Texto de lectura:
Cuando la persona trabajadora necesita ausentarse y:
- No encaja en un permiso retribuido legal (fallecimiento, mudanza, deber inexcusable, etc.).
- No interesa una excedencia (que suele ser más larga y con reglas propias).
- El convenio/contrato contempla expresamente licencias sin sueldo.
¿Cuánto dura?
No hay una duración “universal”. En la práctica, depende de:
- Lo que fije el convenio colectivo (por ejemplo, X días al año).
- Lo pactado con la empresa (días, semanas, o incluso periodos más amplios si la organización lo permite).
- La causa (si se exige justificación y documentación, suele acotarse más).
¿Cómo se solicita un permiso no retribuido?
Para evitar malentendidos y proteger a ambas partes, lo recomendable es un proceso por escrito:
1. Revisar el convenio y el contrato
Antes de responder o pedir, conviene comprobar si hay un derecho reconocido y con qué límites.
2. Hacer la solicitud por escrito (email o documento interno)
- Indicar las fechas exactas de inicio y fin.
- Identificar el motivo (si el convenio lo exige o si ayuda a justificar).
- Realizar una propuesta de organización (entrega de tareas, sustitución, etc.).

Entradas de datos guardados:

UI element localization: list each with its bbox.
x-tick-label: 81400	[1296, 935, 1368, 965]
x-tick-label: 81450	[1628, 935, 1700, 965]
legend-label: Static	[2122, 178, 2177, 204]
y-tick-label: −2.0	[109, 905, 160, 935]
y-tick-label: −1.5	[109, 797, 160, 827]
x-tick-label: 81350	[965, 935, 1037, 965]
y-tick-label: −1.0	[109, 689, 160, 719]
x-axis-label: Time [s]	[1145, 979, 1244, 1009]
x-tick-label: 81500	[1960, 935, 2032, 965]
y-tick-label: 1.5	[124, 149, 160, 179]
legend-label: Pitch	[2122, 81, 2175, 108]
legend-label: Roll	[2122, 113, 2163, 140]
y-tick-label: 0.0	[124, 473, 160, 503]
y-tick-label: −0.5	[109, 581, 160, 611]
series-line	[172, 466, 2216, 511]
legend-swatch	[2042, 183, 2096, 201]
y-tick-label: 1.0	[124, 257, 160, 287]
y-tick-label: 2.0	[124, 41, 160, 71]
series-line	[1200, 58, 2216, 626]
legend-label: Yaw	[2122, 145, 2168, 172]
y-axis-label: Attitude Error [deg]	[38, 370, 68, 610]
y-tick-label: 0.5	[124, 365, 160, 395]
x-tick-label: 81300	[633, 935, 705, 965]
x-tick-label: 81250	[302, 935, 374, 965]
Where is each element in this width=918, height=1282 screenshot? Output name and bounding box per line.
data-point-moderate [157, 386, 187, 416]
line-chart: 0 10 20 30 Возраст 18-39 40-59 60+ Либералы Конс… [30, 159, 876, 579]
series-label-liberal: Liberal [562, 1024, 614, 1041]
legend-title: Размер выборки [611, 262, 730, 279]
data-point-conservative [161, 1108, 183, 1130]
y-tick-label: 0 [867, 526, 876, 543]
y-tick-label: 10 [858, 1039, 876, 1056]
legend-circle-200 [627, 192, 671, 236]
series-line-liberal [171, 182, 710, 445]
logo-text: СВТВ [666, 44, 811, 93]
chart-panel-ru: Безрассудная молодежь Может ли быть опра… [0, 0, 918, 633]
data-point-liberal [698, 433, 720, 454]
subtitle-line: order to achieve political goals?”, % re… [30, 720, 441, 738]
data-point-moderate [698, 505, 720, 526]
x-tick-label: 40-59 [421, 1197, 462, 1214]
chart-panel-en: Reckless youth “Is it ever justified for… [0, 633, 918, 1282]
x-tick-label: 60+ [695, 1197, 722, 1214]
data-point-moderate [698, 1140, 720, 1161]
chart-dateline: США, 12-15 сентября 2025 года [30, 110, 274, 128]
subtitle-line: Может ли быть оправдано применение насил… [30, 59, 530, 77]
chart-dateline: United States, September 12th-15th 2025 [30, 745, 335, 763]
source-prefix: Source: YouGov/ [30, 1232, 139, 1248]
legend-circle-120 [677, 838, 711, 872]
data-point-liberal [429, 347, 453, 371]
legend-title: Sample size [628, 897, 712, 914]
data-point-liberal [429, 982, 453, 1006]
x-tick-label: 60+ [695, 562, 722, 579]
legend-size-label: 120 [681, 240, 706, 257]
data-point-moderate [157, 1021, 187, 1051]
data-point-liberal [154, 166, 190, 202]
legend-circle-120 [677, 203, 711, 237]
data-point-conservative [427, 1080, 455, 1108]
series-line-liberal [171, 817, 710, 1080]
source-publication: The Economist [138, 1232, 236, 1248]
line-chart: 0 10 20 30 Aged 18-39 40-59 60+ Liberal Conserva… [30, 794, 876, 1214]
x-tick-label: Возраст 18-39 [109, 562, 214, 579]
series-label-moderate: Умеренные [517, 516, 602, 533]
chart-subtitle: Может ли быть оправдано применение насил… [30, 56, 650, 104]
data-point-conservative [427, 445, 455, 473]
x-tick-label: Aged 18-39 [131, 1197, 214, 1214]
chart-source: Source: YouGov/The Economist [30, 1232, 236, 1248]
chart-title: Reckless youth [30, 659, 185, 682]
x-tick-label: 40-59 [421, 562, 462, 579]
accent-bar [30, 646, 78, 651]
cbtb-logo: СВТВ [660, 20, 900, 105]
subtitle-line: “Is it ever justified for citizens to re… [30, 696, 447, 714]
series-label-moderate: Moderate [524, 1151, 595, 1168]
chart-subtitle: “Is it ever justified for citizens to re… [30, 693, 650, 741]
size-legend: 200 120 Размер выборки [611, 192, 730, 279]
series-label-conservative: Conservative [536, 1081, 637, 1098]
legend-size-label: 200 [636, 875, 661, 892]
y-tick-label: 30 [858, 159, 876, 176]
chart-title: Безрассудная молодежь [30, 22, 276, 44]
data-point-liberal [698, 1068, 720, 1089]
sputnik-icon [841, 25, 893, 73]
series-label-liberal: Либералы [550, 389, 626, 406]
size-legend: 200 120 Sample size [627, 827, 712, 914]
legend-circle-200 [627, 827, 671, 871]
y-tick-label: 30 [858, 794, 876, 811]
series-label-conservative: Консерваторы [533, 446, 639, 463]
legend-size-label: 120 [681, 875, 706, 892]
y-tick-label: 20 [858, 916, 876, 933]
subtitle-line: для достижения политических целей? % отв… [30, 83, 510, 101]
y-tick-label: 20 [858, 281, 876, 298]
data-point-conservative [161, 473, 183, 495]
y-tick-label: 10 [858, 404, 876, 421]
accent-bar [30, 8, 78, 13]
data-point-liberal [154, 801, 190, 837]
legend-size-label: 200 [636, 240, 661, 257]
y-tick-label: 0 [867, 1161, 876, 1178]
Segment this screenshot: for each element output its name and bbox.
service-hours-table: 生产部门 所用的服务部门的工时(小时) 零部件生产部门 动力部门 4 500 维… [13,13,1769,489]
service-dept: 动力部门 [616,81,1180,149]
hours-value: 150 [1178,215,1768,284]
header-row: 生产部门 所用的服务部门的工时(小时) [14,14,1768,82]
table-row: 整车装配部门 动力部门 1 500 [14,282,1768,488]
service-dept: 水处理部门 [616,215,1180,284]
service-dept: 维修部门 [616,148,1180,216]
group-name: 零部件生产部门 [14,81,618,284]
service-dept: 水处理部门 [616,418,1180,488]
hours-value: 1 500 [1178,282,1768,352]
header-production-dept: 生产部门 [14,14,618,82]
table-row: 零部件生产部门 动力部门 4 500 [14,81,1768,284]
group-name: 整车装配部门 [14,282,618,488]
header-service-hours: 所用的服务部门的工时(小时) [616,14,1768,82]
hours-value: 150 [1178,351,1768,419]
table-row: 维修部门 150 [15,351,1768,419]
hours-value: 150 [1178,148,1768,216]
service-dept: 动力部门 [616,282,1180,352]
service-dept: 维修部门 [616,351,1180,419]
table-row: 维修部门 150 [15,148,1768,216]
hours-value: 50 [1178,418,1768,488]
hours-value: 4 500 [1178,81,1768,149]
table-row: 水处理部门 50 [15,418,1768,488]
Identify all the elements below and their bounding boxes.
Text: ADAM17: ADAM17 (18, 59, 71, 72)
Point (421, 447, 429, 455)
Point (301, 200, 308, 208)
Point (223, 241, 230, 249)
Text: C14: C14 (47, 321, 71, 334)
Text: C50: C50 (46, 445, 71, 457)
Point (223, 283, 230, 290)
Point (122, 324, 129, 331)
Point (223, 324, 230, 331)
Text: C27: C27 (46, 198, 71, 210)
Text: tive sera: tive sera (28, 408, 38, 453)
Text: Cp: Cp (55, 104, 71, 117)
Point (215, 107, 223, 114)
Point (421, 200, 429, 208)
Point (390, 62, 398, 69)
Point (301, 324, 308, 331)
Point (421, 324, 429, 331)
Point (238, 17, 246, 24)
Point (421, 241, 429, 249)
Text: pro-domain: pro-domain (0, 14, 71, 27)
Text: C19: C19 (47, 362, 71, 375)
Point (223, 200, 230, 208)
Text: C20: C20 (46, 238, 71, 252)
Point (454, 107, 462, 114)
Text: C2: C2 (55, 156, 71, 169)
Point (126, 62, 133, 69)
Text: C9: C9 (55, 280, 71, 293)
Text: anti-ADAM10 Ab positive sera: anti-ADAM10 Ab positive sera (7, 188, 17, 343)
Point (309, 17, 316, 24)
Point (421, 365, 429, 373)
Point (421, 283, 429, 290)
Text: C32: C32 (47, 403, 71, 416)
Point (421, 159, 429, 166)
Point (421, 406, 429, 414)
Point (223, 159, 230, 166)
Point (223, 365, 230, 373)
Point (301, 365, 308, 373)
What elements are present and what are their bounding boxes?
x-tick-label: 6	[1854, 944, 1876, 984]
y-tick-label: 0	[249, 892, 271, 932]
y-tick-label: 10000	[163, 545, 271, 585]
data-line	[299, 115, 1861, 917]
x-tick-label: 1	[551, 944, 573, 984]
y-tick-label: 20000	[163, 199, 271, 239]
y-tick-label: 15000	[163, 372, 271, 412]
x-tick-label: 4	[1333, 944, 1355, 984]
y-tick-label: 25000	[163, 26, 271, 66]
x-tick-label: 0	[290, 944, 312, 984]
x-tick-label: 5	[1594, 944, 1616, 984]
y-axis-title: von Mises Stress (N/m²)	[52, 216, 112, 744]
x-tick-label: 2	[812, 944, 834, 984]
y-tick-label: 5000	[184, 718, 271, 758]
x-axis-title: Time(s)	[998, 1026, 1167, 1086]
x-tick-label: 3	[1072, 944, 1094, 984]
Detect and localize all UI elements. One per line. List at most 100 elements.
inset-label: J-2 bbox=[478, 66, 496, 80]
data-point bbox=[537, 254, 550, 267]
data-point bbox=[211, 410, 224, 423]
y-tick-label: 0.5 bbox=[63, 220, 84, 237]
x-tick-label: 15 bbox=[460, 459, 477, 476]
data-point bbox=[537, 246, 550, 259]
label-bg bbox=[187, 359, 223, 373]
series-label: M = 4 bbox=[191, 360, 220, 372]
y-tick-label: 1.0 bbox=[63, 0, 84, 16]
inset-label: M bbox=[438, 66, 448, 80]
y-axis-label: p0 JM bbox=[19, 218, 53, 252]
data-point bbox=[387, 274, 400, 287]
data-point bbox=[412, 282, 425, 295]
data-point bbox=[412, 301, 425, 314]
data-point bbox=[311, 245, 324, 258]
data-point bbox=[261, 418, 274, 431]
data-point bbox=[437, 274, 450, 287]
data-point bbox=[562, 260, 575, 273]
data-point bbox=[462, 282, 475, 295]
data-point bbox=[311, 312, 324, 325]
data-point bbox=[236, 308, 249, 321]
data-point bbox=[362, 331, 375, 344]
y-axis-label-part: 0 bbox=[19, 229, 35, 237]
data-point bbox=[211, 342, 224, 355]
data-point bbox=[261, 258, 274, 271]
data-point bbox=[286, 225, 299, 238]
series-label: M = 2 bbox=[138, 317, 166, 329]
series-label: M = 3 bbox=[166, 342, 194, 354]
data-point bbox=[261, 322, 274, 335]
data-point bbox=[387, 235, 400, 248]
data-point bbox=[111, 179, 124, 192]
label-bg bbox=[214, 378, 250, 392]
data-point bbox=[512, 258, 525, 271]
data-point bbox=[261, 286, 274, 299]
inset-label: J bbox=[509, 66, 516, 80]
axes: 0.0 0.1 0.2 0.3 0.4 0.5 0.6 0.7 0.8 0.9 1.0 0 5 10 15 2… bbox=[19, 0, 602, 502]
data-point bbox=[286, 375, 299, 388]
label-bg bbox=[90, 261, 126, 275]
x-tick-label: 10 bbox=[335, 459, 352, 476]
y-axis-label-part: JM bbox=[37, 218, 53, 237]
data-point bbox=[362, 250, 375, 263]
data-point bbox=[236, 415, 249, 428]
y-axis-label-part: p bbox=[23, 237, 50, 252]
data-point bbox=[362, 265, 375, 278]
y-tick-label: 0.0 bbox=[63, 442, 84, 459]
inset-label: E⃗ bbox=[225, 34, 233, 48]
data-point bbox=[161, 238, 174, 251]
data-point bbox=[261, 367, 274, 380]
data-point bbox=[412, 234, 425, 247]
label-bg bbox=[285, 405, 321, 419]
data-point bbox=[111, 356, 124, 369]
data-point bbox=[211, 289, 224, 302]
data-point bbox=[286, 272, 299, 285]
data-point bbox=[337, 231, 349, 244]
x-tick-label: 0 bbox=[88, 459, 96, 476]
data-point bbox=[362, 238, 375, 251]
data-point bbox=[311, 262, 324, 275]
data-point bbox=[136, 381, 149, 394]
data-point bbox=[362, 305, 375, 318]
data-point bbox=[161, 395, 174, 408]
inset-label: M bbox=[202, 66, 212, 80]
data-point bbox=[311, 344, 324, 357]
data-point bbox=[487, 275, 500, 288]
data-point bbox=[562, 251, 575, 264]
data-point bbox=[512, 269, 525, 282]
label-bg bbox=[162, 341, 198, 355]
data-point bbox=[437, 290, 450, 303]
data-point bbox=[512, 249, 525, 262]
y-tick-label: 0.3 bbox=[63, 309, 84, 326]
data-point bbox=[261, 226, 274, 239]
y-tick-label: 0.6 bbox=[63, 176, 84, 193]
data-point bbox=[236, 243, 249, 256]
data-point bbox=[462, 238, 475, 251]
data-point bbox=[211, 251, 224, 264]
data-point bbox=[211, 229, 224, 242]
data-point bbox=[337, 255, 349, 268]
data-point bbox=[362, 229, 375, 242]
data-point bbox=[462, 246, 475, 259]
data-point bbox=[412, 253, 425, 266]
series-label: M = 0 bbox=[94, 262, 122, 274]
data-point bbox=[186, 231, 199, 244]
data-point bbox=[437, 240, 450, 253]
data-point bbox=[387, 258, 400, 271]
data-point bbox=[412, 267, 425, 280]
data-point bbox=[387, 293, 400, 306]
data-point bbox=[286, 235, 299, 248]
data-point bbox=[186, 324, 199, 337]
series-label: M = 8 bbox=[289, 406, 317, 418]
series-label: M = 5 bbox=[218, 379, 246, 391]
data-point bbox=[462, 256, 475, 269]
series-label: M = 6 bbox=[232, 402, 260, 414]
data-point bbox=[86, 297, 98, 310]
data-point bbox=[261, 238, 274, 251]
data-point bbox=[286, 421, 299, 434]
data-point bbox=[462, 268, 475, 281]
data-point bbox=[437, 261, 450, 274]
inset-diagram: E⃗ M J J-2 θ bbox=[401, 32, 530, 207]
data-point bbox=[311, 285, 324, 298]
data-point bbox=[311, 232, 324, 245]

Tarea asignada:
Vuelve a escribir el texto sobre el permiso no retribuido completo, palabra por palabra y sin cambiar nada. Estas entradas vienen de otra fuente.

Resultado:
Cuando la persona trabajadora necesita ausentarse y:
- No encaja en un permiso retribuido legal (fallecimiento, mudanza, deber inexcusable, etc.).
- No interesa una excedencia (que suele ser más larga y con reglas propias).
- El convenio/contrato contempla expresamente licencias sin sueldo.
¿Cuánto dura?
No hay una duración “universal”. En la práctica, depende de:
- Lo que fije el convenio colectivo (por ejemplo, X días al año).
- Lo pactado con la empresa (días, semanas, o incluso periodos más amplios si la organización lo permite).
- La causa (si se exige justificación y documentación, suele acotarse más).
¿Cómo se solicita un permiso no retribuido?
Para evitar malentendidos y proteger a ambas partes, lo recomendable es un proceso por escrito:
1. Revisar el convenio y el contrato
Antes de responder o pedir, conviene comprobar si hay un derecho reconocido y con qué límites.
2. Hacer la solicitud por escrito (email o documento interno)
- Indicar las fechas exactas de inicio y fin.
- Identificar el motivo (si el convenio lo exige o si ayuda a justificar).
- Realizar una propuesta de organización (entrega de tareas, sustitución, etc.).